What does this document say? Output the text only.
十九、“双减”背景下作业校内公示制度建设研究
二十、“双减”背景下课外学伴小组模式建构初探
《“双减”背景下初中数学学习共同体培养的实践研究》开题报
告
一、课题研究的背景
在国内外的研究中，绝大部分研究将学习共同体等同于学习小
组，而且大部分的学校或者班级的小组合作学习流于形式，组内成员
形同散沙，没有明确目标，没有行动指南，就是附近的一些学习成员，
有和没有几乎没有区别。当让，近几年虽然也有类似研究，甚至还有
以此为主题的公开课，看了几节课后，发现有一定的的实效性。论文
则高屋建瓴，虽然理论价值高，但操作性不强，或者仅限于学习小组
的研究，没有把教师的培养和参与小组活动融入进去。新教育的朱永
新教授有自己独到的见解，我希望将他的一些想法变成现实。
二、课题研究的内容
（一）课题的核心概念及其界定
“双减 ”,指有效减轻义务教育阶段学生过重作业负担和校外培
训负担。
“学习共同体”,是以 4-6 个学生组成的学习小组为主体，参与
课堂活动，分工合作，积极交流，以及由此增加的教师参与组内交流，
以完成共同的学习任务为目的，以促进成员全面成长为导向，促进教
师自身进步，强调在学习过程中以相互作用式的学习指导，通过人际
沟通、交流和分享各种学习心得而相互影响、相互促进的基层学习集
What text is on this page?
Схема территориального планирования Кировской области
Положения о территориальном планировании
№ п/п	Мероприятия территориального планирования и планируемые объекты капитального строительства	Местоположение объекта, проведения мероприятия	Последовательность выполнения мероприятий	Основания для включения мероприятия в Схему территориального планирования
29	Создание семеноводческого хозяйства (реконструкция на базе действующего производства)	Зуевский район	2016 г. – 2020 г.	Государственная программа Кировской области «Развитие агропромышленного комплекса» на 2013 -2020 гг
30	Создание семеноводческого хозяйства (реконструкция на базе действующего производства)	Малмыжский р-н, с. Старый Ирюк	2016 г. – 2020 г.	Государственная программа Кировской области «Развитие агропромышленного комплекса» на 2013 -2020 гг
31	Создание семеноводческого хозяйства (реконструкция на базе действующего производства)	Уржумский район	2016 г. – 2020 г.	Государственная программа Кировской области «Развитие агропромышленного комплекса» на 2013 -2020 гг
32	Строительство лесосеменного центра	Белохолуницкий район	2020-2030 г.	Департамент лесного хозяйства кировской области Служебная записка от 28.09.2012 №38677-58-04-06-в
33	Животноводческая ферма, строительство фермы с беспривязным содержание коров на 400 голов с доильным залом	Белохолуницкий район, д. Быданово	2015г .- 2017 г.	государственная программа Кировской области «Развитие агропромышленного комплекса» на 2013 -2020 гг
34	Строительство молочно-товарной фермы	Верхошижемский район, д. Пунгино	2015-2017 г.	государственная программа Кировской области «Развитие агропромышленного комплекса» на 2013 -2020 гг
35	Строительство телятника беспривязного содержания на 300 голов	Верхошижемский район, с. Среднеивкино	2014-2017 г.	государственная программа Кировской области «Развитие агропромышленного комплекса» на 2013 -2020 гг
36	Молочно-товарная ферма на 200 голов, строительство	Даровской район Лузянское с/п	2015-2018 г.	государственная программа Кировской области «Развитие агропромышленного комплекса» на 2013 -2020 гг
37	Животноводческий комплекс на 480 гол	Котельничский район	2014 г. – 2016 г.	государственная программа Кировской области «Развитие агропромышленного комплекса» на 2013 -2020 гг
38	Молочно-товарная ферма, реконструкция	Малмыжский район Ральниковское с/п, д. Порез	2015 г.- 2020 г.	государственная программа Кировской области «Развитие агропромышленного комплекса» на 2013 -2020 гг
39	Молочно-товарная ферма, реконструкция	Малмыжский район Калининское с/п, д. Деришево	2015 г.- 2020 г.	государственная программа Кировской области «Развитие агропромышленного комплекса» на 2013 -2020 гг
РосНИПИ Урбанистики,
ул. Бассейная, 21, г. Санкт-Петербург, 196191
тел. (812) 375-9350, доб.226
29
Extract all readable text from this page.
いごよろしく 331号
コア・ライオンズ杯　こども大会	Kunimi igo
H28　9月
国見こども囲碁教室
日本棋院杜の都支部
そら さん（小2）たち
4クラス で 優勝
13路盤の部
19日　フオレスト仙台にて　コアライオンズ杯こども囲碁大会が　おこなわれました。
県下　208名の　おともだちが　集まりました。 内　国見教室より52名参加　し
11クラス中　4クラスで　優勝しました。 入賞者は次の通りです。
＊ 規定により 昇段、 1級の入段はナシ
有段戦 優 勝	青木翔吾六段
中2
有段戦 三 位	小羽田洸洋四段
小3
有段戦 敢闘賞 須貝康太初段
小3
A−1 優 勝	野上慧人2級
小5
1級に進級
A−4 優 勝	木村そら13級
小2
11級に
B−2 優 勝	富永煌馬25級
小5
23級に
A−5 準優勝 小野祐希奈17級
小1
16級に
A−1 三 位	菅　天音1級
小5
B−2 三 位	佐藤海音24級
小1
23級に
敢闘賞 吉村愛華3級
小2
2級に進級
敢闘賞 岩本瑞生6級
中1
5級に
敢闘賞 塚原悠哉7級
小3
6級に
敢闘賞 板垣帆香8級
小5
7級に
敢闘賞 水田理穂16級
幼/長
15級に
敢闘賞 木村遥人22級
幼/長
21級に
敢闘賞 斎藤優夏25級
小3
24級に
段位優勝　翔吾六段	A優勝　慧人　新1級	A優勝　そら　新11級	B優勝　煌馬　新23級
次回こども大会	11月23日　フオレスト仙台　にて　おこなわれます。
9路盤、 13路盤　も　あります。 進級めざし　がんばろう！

========================================

◆ **EXERCISE GOAL**
Print nothing but the lines from the line with "Extract all readable text from this page." to the last line of the records above. Both of those lines count.

◆ **RESPONSE BELOW**
Extract all readable text from this page.
いごよろしく 331号
コア・ライオンズ杯　こども大会	Kunimi igo
H28　9月
国見こども囲碁教室
日本棋院杜の都支部
そら さん（小2）たち
4クラス で 優勝
13路盤の部
19日　フオレスト仙台にて　コアライオンズ杯こども囲碁大会が　おこなわれました。
県下　208名の　おともだちが　集まりました。 内　国見教室より52名参加　し
11クラス中　4クラスで　優勝しました。 入賞者は次の通りです。
＊ 規定により 昇段、 1級の入段はナシ
有段戦 優 勝	青木翔吾六段
中2
有段戦 三 位	小羽田洸洋四段
小3
有段戦 敢闘賞 須貝康太初段
小3
A−1 優 勝	野上慧人2級
小5
1級に進級
A−4 優 勝	木村そら13級
小2
11級に
B−2 優 勝	富永煌馬25級
小5
23級に
A−5 準優勝 小野祐希奈17級
小1
16級に
A−1 三 位	菅　天音1級
小5
B−2 三 位	佐藤海音24級
小1
23級に
敢闘賞 吉村愛華3級
小2
2級に進級
敢闘賞 岩本瑞生6級
中1
5級に
敢闘賞 塚原悠哉7級
小3
6級に
敢闘賞 板垣帆香8級
小5
7級に
敢闘賞 水田理穂16級
幼/長
15級に
敢闘賞 木村遥人22級
幼/長
21級に
敢闘賞 斎藤優夏25級
小3
24級に
段位優勝　翔吾六段	A優勝　慧人　新1級	A優勝　そら　新11級	B優勝　煌馬　新23級
次回こども大会	11月23日　フオレスト仙台　にて　おこなわれます。
9路盤、 13路盤　も　あります。 進級めざし　がんばろう！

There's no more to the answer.